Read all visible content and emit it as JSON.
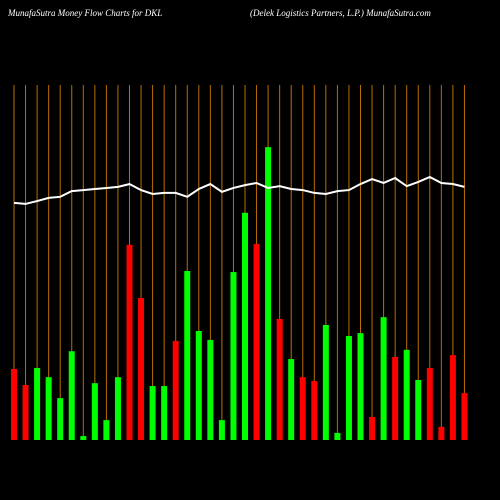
{
  "chart_data": {
    "type": "bar",
    "title": "MunafaSutra  Money Flow  Charts for DKL",
    "subtitle": "(Delek Logistics Partners,  L.P.) MunafaSutra.com",
    "ylim": [
      0,
      100
    ],
    "grid_color": "#b86e00",
    "values": [
      20,
      15.5,
      20.3,
      17.7,
      11.8,
      25,
      1.1,
      16,
      5.6,
      17.7,
      55,
      40,
      15.2,
      15.2,
      27.9,
      47.6,
      30.7,
      28.2,
      5.6,
      47.3,
      64,
      55.2,
      82.5,
      34.1,
      22.8,
      17.7,
      16.6,
      32.4,
      2,
      29.3,
      30.1,
      6.5,
      34.6,
      23.4,
      25.4,
      16.9,
      20.3,
      3.7,
      23.9,
      13.2
    ],
    "colors": [
      "#ff0000",
      "#ff0000",
      "#00ff00",
      "#00ff00",
      "#00ff00",
      "#00ff00",
      "#00ff00",
      "#00ff00",
      "#00ff00",
      "#00ff00",
      "#ff0000",
      "#ff0000",
      "#00ff00",
      "#00ff00",
      "#ff0000",
      "#00ff00",
      "#00ff00",
      "#00ff00",
      "#00ff00",
      "#00ff00",
      "#00ff00",
      "#ff0000",
      "#00ff00",
      "#ff0000",
      "#00ff00",
      "#ff0000",
      "#ff0000",
      "#00ff00",
      "#00ff00",
      "#00ff00",
      "#00ff00",
      "#ff0000",
      "#00ff00",
      "#ff0000",
      "#00ff00",
      "#00ff00",
      "#ff0000",
      "#ff0000",
      "#ff0000",
      "#ff0000"
    ],
    "line": {
      "color": "#ffffff",
      "values": [
        66.8,
        66.5,
        67.3,
        68.2,
        68.5,
        70.1,
        70.4,
        70.7,
        71.0,
        71.3,
        72.1,
        70.4,
        69.3,
        69.6,
        69.6,
        68.5,
        70.7,
        72.1,
        69.9,
        71.0,
        71.8,
        72.4,
        71.0,
        71.5,
        70.7,
        70.4,
        69.6,
        69.3,
        70.1,
        70.4,
        72.1,
        73.5,
        72.4,
        73.8,
        71.5,
        72.7,
        74.1,
        72.4,
        72.1,
        71.3
      ]
    }
  }
}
_ _ _ _ _
### [EXERCISE PROMPT]
Quote the records in their entirety, keeping the wording exact and excluding pictures.

### [TASK RESPONSE]
Read all visible content and emit it as JSON.
{
  "chart_data": {
    "type": "bar",
    "title": "MunafaSutra  Money Flow  Charts for DKL",
    "subtitle": "(Delek Logistics Partners,  L.P.) MunafaSutra.com",
    "ylim": [
      0,
      100
    ],
    "grid_color": "#b86e00",
    "values": [
      20,
      15.5,
      20.3,
      17.7,
      11.8,
      25,
      1.1,
      16,
      5.6,
      17.7,
      55,
      40,
      15.2,
      15.2,
      27.9,
      47.6,
      30.7,
      28.2,
      5.6,
      47.3,
      64,
      55.2,
      82.5,
      34.1,
      22.8,
      17.7,
      16.6,
      32.4,
      2,
      29.3,
      30.1,
      6.5,
      34.6,
      23.4,
      25.4,
      16.9,
      20.3,
      3.7,
      23.9,
      13.2
    ],
    "colors": [
      "#ff0000",
      "#ff0000",
      "#00ff00",
      "#00ff00",
      "#00ff00",
      "#00ff00",
      "#00ff00",
      "#00ff00",
      "#00ff00",
      "#00ff00",
      "#ff0000",
      "#ff0000",
      "#00ff00",
      "#00ff00",
      "#ff0000",
      "#00ff00",
      "#00ff00",
      "#00ff00",
      "#00ff00",
      "#00ff00",
      "#00ff00",
      "#ff0000",
      "#00ff00",
      "#ff0000",
      "#00ff00",
      "#ff0000",
      "#ff0000",
      "#00ff00",
      "#00ff00",
      "#00ff00",
      "#00ff00",
      "#ff0000",
      "#00ff00",
      "#ff0000",
      "#00ff00",
      "#00ff00",
      "#ff0000",
      "#ff0000",
      "#ff0000",
      "#ff0000"
    ],
    "line": {
      "color": "#ffffff",
      "values": [
        66.8,
        66.5,
        67.3,
        68.2,
        68.5,
        70.1,
        70.4,
        70.7,
        71.0,
        71.3,
        72.1,
        70.4,
        69.3,
        69.6,
        69.6,
        68.5,
        70.7,
        72.1,
        69.9,
        71.0,
        71.8,
        72.4,
        71.0,
        71.5,
        70.7,
        70.4,
        69.6,
        69.3,
        70.1,
        70.4,
        72.1,
        73.5,
        72.4,
        73.8,
        71.5,
        72.7,
        74.1,
        72.4,
        72.1,
        71.3
      ]
    }
  }
}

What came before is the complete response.